» **Given records**
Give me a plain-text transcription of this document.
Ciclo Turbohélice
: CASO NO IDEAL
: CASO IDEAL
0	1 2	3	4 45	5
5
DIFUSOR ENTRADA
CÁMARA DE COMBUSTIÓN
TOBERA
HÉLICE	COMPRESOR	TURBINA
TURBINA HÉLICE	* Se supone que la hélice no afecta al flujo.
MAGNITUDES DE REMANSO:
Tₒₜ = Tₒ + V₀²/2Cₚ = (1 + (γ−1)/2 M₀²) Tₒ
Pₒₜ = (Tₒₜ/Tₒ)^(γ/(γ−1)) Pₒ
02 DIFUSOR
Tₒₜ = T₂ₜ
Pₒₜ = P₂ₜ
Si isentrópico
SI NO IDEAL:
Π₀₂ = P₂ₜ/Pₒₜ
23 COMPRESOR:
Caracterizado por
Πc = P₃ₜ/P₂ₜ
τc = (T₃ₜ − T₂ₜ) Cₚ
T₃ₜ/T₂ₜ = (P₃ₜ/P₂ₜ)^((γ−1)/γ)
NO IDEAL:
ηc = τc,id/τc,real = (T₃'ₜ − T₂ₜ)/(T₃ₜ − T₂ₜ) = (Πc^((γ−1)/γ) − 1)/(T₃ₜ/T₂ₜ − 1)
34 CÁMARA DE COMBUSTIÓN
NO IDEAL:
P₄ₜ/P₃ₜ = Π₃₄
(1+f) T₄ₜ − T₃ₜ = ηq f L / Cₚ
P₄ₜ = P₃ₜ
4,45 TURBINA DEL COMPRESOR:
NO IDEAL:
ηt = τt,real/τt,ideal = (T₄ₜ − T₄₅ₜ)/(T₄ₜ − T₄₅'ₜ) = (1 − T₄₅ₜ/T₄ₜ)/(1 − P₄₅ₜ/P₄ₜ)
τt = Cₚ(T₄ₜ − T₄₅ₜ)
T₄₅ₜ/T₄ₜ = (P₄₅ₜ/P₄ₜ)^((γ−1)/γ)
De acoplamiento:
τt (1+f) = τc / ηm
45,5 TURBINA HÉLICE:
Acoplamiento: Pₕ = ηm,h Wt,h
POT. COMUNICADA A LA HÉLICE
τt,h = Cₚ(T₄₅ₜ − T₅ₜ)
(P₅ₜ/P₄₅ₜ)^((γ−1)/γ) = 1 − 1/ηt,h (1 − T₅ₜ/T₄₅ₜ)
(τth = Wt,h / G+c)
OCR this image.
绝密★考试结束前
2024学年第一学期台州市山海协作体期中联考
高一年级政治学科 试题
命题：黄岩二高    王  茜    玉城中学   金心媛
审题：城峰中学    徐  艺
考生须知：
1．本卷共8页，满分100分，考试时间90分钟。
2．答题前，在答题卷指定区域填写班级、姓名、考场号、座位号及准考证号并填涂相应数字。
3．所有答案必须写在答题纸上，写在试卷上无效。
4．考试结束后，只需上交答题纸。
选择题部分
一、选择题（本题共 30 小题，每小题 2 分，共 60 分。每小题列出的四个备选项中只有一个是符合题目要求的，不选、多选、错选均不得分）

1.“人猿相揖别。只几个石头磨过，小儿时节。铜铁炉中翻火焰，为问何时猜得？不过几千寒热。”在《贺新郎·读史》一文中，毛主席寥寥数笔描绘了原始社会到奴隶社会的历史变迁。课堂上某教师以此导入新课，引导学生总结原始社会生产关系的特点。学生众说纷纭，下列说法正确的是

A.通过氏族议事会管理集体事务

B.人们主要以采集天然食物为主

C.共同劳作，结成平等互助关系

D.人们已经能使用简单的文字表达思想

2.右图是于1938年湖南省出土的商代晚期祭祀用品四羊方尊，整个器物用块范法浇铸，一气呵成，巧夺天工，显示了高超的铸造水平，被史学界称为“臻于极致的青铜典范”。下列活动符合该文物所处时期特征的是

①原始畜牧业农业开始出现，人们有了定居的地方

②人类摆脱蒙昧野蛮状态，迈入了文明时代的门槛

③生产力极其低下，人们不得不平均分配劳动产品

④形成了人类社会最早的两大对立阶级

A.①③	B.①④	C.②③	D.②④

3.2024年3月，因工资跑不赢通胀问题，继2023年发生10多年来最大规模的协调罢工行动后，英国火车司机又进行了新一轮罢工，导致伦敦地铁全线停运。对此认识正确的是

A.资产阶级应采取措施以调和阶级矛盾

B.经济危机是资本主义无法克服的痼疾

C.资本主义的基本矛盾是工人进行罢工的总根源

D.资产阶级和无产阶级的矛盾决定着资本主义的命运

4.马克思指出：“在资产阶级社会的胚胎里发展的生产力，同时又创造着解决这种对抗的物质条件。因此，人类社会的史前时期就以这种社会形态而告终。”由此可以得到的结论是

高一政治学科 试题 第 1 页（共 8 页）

» **Exercise instructions**
A line counts if it holds the word "P₄₅ₜ". Work out how many lines in the listing count, and give only that number.

» **The reply**
3